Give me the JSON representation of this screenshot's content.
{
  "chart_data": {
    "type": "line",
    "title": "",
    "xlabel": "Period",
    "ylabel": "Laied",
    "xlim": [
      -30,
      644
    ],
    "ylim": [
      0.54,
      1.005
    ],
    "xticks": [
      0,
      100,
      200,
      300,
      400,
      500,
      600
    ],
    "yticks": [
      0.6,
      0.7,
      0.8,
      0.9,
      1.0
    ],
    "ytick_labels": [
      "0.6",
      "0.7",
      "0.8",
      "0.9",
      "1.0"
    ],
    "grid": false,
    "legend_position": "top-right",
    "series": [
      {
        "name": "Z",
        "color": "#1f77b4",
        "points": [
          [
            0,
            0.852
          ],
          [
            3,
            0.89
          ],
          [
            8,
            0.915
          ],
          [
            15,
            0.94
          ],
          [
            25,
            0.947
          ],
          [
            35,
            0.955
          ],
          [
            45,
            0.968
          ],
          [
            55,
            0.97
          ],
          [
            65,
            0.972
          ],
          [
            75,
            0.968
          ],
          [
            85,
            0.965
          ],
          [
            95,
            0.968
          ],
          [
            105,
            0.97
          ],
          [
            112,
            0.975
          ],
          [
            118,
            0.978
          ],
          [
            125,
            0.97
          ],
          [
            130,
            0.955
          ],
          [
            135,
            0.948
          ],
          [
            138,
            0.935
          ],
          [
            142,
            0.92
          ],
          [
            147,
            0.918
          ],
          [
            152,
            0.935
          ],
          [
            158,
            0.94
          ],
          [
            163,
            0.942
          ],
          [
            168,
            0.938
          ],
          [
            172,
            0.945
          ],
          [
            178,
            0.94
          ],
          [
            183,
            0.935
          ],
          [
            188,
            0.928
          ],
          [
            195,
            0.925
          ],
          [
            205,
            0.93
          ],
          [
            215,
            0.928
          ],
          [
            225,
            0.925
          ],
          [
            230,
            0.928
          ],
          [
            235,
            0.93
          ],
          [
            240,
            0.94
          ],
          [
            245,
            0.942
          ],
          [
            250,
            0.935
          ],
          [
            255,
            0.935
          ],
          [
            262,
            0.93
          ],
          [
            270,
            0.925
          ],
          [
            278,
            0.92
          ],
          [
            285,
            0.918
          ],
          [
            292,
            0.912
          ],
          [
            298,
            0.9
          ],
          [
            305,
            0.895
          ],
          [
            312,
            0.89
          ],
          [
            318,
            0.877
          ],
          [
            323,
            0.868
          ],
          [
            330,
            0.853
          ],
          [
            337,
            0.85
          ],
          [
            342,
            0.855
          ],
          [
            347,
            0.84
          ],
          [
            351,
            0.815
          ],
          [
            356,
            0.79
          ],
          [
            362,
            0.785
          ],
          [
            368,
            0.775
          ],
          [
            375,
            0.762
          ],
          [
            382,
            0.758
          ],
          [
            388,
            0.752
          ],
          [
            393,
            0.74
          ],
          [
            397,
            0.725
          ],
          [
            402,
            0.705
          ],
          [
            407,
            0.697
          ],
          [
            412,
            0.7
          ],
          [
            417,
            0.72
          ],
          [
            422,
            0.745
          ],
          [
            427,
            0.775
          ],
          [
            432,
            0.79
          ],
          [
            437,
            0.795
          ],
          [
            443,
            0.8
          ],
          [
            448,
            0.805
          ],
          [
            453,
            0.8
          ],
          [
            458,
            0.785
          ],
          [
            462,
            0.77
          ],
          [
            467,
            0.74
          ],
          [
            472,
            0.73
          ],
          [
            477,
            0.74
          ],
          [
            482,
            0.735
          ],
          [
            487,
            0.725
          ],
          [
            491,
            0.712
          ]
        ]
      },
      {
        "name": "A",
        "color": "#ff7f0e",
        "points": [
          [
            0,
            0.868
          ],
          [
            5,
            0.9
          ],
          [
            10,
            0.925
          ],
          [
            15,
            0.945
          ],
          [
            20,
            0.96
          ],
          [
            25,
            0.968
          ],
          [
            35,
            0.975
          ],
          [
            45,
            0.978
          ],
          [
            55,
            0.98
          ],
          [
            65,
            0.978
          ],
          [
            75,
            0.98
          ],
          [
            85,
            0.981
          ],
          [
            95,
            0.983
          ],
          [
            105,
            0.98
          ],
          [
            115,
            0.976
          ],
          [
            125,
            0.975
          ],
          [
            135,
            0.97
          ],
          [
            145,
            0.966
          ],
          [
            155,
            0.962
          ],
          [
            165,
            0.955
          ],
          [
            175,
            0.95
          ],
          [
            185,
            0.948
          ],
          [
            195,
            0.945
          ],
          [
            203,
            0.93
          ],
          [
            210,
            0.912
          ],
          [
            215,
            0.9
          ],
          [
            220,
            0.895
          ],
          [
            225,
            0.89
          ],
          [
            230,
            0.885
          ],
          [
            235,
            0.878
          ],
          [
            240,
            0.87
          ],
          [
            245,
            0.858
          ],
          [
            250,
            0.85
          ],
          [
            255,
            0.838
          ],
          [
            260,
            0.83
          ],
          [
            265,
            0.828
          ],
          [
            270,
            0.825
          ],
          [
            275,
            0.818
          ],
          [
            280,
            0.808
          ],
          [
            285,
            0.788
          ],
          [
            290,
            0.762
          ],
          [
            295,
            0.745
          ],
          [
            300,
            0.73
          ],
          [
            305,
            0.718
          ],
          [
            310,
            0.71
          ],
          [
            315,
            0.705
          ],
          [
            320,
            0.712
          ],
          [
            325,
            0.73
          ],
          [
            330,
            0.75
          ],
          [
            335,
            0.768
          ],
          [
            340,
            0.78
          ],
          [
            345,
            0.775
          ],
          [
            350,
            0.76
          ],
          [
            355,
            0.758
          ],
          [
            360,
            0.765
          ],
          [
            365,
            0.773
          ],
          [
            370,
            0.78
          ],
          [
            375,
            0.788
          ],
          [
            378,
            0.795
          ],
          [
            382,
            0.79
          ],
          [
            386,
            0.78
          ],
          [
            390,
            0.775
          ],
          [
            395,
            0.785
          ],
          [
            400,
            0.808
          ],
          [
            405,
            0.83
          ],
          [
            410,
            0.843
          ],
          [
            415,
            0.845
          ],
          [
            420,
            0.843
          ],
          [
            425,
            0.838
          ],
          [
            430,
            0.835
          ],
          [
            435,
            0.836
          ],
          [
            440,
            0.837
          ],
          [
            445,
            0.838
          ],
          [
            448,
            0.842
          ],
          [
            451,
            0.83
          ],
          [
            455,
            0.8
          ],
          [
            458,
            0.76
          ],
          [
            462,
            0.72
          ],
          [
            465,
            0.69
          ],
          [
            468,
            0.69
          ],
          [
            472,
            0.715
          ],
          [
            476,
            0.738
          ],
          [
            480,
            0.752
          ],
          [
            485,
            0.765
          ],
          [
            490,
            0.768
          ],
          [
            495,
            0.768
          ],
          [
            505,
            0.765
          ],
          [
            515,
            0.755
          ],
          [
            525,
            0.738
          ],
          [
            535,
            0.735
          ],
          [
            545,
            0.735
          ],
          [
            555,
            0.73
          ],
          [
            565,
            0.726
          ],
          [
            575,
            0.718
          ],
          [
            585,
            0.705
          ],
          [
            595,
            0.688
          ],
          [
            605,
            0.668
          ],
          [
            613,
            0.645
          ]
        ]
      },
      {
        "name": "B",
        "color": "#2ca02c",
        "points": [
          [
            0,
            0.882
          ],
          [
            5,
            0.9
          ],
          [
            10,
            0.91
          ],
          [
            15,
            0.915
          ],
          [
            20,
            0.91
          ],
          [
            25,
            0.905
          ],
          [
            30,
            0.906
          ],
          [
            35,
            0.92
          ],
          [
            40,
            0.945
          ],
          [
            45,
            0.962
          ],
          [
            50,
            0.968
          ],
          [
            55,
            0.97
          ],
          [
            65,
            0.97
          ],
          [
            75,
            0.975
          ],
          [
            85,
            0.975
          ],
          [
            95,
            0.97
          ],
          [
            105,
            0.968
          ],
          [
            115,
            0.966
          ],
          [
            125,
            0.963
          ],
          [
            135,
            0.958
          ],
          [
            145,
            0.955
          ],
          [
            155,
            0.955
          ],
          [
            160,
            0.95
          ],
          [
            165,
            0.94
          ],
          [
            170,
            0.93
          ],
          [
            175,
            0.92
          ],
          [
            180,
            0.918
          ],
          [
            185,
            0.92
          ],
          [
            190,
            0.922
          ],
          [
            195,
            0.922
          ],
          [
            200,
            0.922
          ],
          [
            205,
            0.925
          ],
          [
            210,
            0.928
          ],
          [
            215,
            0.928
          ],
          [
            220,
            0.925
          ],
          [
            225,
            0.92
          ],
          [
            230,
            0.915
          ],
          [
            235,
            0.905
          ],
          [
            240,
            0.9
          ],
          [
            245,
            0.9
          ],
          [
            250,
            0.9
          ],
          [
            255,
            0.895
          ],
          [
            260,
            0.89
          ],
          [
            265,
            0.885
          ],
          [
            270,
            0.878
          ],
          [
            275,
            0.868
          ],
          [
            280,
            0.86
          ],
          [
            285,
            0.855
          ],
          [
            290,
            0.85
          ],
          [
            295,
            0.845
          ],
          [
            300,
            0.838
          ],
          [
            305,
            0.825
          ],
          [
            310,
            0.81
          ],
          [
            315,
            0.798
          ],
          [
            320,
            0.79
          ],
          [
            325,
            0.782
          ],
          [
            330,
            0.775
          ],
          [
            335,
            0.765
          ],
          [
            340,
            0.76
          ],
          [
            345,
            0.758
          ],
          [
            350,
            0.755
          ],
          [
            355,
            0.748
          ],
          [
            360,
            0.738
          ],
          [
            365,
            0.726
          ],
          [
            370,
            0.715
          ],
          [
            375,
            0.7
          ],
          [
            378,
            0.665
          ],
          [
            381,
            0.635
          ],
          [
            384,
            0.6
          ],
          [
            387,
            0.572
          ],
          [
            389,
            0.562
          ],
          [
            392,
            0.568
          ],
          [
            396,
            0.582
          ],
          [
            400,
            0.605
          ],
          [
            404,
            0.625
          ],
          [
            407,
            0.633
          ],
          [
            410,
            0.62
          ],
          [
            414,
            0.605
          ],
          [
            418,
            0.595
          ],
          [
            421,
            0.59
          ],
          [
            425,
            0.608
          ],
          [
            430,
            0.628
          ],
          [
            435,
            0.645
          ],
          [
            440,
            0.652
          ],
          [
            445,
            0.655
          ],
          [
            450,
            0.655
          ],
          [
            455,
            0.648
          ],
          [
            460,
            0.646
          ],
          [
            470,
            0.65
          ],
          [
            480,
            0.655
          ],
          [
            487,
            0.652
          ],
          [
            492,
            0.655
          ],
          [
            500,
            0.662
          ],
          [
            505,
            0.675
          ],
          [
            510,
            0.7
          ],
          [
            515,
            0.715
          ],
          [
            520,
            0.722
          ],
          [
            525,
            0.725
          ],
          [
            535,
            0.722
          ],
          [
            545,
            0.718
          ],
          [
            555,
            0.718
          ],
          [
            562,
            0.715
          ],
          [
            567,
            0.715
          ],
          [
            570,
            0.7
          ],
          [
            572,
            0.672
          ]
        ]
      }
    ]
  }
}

---------------

◆ **GIVEN REQUEST**
Which lines contain the word "color"? Return each of them.

◆ **WRITTEN ANSWER**
        "color": "#1f77b4",
        "color": "#ff7f0e",
        "color": "#2ca02c",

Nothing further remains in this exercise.